Exercise prompt
Determine how many lines of the data below contain "this", then give only that number.
====== Given entries
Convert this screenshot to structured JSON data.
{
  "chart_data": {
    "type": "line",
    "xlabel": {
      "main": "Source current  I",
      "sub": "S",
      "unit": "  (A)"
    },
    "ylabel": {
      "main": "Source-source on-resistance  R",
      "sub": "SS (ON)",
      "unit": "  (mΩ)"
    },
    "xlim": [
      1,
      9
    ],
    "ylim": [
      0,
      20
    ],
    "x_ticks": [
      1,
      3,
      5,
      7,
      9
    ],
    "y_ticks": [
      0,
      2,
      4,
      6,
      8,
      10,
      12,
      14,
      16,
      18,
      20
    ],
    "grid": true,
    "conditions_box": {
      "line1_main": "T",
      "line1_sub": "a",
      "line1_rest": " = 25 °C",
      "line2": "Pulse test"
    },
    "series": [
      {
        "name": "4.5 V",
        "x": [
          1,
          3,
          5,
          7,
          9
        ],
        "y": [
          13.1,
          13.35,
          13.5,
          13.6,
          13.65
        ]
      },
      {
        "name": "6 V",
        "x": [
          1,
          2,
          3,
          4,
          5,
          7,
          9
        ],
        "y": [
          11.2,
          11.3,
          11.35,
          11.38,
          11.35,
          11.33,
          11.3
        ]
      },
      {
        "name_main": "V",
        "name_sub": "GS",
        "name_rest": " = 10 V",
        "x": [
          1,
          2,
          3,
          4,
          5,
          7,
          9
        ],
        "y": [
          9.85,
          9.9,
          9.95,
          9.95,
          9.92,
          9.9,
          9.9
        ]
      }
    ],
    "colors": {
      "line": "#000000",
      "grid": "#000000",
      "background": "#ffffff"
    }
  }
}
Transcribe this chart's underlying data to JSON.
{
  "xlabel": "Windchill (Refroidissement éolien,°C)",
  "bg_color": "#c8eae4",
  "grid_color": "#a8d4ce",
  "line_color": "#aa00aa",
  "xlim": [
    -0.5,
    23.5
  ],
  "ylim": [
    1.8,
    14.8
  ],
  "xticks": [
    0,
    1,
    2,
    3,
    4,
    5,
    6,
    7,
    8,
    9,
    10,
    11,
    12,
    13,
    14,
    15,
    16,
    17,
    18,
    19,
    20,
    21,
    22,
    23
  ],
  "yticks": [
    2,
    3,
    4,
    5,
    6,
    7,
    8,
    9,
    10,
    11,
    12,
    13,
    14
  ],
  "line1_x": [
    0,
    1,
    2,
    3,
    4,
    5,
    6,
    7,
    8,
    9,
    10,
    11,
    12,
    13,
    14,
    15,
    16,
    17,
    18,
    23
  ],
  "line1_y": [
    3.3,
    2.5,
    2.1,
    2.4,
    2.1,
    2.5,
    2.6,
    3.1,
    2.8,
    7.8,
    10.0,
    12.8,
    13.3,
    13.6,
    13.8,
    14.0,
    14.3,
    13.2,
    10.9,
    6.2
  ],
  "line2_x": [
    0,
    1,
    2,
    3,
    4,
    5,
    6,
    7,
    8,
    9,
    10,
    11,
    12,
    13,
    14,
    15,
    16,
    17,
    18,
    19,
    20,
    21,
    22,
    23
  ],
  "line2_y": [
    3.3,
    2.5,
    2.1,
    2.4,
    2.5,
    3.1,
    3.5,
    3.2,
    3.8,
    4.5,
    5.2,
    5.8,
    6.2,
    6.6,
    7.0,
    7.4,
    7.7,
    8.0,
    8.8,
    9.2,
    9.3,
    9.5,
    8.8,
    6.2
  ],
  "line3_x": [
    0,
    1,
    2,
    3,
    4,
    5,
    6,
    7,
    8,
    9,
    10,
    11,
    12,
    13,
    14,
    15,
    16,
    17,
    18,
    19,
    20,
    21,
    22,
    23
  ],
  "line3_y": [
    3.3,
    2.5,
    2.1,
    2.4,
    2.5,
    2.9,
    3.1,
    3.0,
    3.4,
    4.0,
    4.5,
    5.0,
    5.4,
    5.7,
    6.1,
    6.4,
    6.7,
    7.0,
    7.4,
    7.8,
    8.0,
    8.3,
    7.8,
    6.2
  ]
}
============
Exercise output
2